• [YOUR TASK]
Go through the data below and gather each line containing "close".

• [Part of a data file]
====

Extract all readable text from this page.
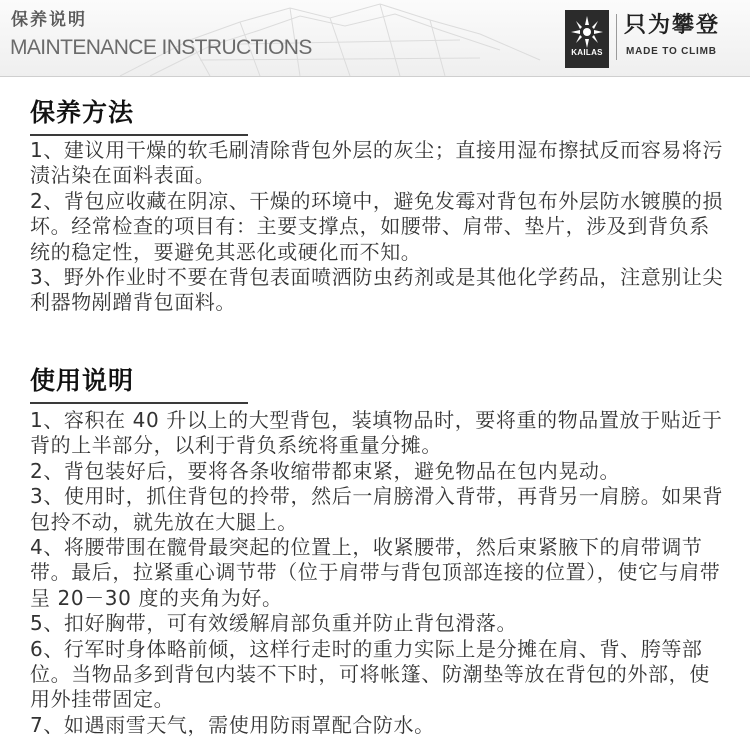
保养说明
MAINTENANCE INSTRUCTIONS	KAILAS
只为攀登
MADE TO CLIMB
保养方法

1、建议用干燥的软毛刷清除背包外层的灰尘；直接用湿布擦拭反而容易将污渍沾染在面料表面。

2、背包应收藏在阴凉、干燥的环境中，避免发霉对背包布外层防水镀膜的损坏。经常检查的项目有：主要支撑点，如腰带、肩带、垫片，涉及到背负系统的稳定性，要避免其恶化或硬化而不知。

3、野外作业时不要在背包表面喷洒防虫药剂或是其他化学药品，注意别让尖利器物剐蹭背包面料。

使用说明

1、容积在 40 升以上的大型背包，装填物品时，要将重的物品置放于贴近于背的上半部分，以利于背负系统将重量分摊。

2、背包装好后，要将各条收缩带都束紧，避免物品在包内晃动。

3、使用时，抓住背包的拎带，然后一肩膀滑入背带，再背另一肩膀。如果背包拎不动，就先放在大腿上。

4、将腰带围在髋骨最突起的位置上，收紧腰带，然后束紧腋下的肩带调节带。最后，拉紧重心调节带（位于肩带与背包顶部连接的位置），使它与肩带呈 20－30 度的夹角为好。

5、扣好胸带，可有效缓解肩部负重并防止背包滑落。

6、行军时身体略前倾，这样行走时的重力实际上是分摊在肩、背、胯等部位。当物品多到背包内装不下时，可将帐篷、防潮垫等放在背包的外部，使用外挂带固定。

7、如遇雨雪天气，需使用防雨罩配合防水。
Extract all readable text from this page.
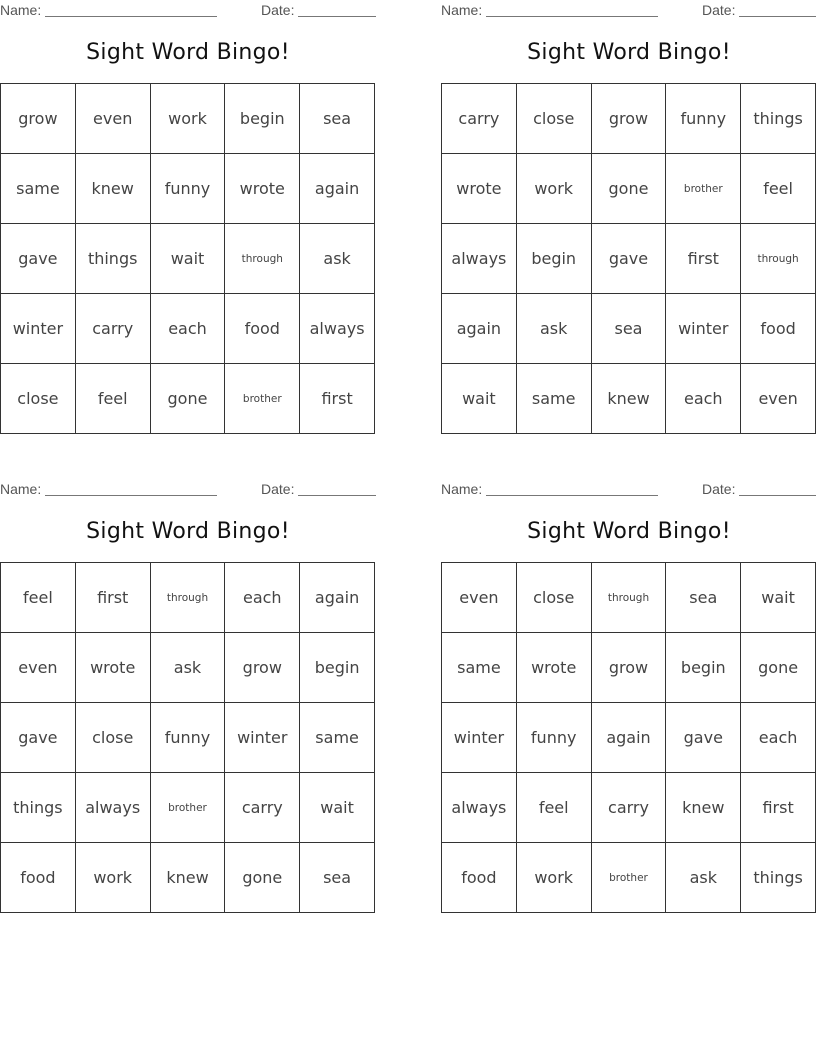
Name:	Date:
Sight Word Bingo!
grow	even	work	begin	sea
same	knew	funny	wrote	again
gave	things	wait	through	ask
winter	carry	each	food	always
close	feel	gone	brother	first
Name:	Date:
Sight Word Bingo!
carry	close	grow	funny	things
wrote	work	gone	brother	feel
always	begin	gave	first	through
again	ask	sea	winter	food
wait	same	knew	each	even
Name:	Date:
Sight Word Bingo!
feel	first	through	each	again
even	wrote	ask	grow	begin
gave	close	funny	winter	same
things	always	brother	carry	wait
food	work	knew	gone	sea
Name:	Date:
Sight Word Bingo!
even	close	through	sea	wait
same	wrote	grow	begin	gone
winter	funny	again	gave	each
always	feel	carry	knew	first
food	work	brother	ask	things
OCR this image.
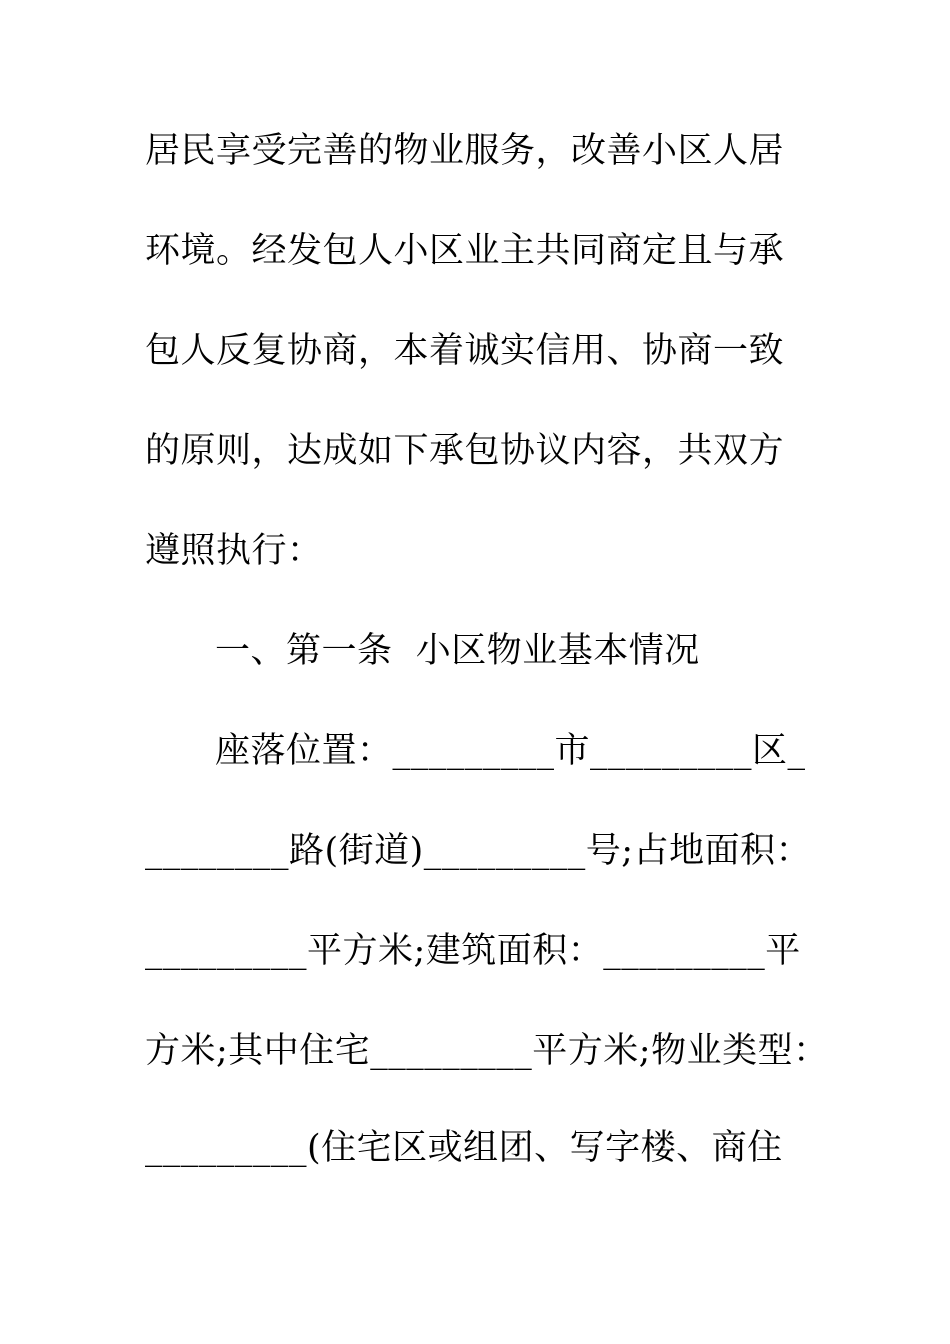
居民享受完善的物业服务，改善小区人居
环境。经发包人小区业主共同商定且与承
包人反复协商，本着诚实信用、协商一致
的原则，达成如下承包协议内容，共双方
遵照执行：
一、第一条  小区物业基本情况
座落位置：_________市_________区_
________路(街道)_________号;占地面积：
_________平方米;建筑面积：_________平
方米;其中住宅_________平方米;物业类型：
_________(住宅区或组团、写字楼、商住
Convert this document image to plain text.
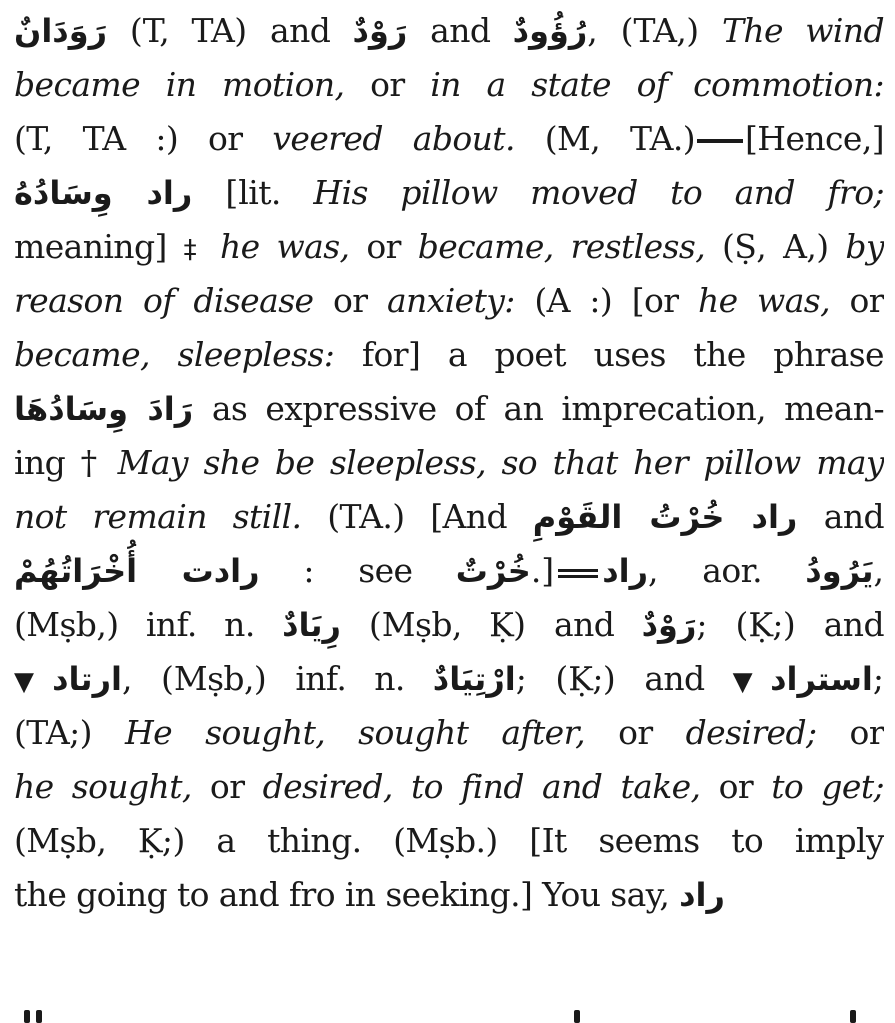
رَوَدَانٌ (T, TA) and رَوْدٌ and رُؤُودٌ, (TA,) The wind
became in motion, or in a state of commotion:
(T, TA :) or veered about. (M, TA.) [Hence,]
راد وِسَادُهُ [lit. His pillow moved to and fro;
meaning] ‡ he was, or became, restless, (Ṣ, A,) by
reason of disease or anxiety: (A :) [or he was, or
became, sleepless: for] a poet uses the phrase
رَادَ وِسَادُهَا as expressive of an imprecation, mean-
ing † May she be sleepless, so that her pillow may
not remain still. (TA.) [And راد خُرْتُ القَوْمِ and
رادت أُخْرَاتُهُمْ : see خُرْتٌ.] راد, aor. يَرُودُ,
(Mṣb,) inf. n. رِيَادٌ (Mṣb, Ḳ) and رَوْدٌ; (Ḳ;) and
▼ارتاد, (Mṣb,) inf. n. ارْتِيَادٌ; (Ḳ;) and ▼استراد;
(TA;) He sought, sought after, or desired; or
he sought, or desired, to find and take, or to get;
(Mṣb, Ḳ;) a thing. (Mṣb.) [It seems to imply
the going to and fro in seeking.] You say, راد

====

• [COMPLETE ANSWER]
close	feel	gone	brother	first
carry	close	grow	funny	things
gave	close	funny	winter	same
even	close	through	sea	wait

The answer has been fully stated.